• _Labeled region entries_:
+++
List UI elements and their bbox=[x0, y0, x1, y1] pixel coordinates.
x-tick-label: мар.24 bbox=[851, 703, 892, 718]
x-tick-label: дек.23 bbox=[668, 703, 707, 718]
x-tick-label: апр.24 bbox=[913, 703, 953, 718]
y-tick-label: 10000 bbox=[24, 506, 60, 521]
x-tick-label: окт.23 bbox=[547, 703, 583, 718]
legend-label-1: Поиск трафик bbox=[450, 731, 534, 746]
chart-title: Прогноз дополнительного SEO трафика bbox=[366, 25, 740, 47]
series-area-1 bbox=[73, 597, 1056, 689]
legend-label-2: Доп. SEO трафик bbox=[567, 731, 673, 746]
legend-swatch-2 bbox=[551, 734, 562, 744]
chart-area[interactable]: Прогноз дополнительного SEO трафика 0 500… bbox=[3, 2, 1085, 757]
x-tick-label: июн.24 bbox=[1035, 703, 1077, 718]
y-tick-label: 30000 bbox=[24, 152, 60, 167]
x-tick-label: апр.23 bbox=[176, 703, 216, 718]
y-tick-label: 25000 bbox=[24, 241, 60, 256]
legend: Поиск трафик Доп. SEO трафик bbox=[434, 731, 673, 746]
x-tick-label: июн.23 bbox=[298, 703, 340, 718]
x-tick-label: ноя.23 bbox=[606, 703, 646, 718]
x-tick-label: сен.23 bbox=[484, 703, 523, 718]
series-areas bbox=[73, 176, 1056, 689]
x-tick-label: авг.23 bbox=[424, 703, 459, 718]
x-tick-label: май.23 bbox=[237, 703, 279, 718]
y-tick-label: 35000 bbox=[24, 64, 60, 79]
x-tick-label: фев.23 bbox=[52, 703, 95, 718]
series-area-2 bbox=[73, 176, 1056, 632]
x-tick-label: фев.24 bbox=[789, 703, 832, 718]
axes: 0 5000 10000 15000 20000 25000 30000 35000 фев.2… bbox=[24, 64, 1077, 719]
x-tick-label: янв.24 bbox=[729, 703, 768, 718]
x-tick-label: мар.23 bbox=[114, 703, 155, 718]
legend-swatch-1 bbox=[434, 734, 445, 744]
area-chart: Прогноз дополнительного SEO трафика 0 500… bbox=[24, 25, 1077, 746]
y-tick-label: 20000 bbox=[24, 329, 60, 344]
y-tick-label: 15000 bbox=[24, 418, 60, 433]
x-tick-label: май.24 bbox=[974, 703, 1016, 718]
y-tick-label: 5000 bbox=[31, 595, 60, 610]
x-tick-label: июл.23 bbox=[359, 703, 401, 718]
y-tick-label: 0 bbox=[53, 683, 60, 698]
+++
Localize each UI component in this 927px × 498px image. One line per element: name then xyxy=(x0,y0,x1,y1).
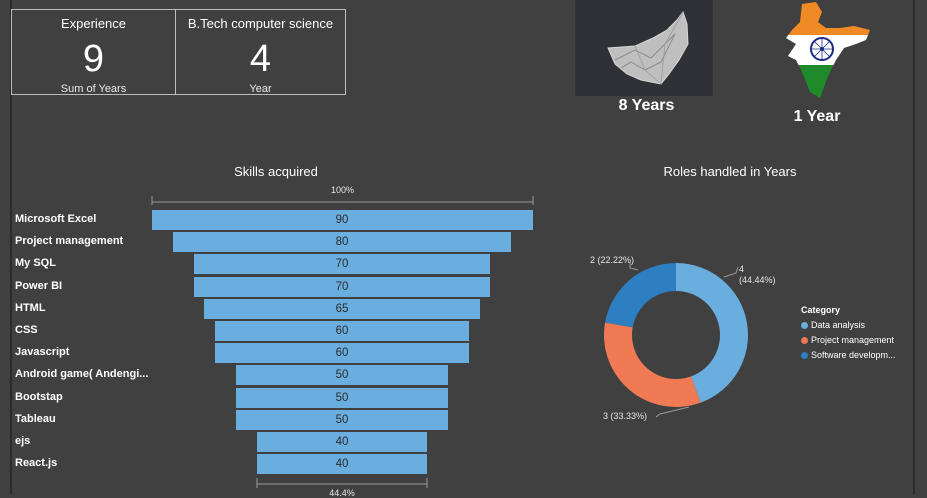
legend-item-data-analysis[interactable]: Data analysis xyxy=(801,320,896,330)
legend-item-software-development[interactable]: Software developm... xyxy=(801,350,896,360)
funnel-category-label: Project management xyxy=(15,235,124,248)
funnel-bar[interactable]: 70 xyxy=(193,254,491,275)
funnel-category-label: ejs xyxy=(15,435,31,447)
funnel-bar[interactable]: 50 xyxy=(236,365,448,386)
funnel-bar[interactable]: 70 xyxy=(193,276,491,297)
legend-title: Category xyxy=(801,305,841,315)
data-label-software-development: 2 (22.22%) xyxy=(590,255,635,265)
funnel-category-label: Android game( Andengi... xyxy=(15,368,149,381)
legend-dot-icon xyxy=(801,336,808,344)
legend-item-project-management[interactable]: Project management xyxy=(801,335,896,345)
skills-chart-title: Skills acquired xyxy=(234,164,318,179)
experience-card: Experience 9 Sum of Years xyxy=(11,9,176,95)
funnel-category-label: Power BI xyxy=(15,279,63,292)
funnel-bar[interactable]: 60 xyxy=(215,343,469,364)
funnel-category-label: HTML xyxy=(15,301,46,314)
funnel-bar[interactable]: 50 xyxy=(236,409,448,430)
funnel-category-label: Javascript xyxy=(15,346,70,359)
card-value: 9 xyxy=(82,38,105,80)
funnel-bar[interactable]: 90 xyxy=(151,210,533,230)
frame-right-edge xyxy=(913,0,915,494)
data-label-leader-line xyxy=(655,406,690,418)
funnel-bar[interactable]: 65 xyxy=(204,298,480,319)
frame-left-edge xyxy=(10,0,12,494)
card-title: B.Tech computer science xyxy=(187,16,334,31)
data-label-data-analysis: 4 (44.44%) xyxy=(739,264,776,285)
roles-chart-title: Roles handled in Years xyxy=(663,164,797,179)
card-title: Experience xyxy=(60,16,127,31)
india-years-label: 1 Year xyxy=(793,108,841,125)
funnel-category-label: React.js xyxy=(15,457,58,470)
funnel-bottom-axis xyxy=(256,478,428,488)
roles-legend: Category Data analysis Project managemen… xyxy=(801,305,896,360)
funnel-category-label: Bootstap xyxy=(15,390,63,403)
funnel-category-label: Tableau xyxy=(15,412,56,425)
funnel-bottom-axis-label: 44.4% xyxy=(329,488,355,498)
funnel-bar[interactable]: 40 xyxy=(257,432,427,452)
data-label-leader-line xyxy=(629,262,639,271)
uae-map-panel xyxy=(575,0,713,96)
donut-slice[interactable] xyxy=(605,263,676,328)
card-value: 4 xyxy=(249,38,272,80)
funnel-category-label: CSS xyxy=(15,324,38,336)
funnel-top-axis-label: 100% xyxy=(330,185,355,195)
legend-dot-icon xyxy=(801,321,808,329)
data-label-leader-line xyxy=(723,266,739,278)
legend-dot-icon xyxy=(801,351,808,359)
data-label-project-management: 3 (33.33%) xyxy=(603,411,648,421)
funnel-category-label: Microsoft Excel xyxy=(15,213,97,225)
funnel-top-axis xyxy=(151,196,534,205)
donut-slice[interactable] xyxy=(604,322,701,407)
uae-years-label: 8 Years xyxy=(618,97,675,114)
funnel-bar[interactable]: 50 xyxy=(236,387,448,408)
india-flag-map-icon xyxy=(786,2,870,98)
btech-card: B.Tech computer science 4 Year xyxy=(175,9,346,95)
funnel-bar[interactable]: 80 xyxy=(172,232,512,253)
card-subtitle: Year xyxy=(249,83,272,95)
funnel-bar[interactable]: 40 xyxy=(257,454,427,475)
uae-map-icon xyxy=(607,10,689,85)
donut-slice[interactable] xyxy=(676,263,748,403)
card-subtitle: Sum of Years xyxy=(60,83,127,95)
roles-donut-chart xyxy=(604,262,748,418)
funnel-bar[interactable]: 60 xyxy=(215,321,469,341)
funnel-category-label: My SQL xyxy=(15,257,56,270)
+++
• _EXERCISE PROMPT_: Revise the lines running from the one holding "List UI elements" to the one holding "legend-label-1: Поиск трафик", inclusive, so that "x-tick-label" becomes "x-axis-label" and nothing else changes. Return only those lines.

• _RESPONSE TO THIS TASK_:
List UI elements and their bbox=[x0, y0, x1, y1] pixel coordinates.
x-axis-label: мар.24 bbox=[851, 703, 892, 718]
x-axis-label: дек.23 bbox=[668, 703, 707, 718]
x-axis-label: апр.24 bbox=[913, 703, 953, 718]
y-tick-label: 10000 bbox=[24, 506, 60, 521]
x-axis-label: окт.23 bbox=[547, 703, 583, 718]
legend-label-1: Поиск трафик bbox=[450, 731, 534, 746]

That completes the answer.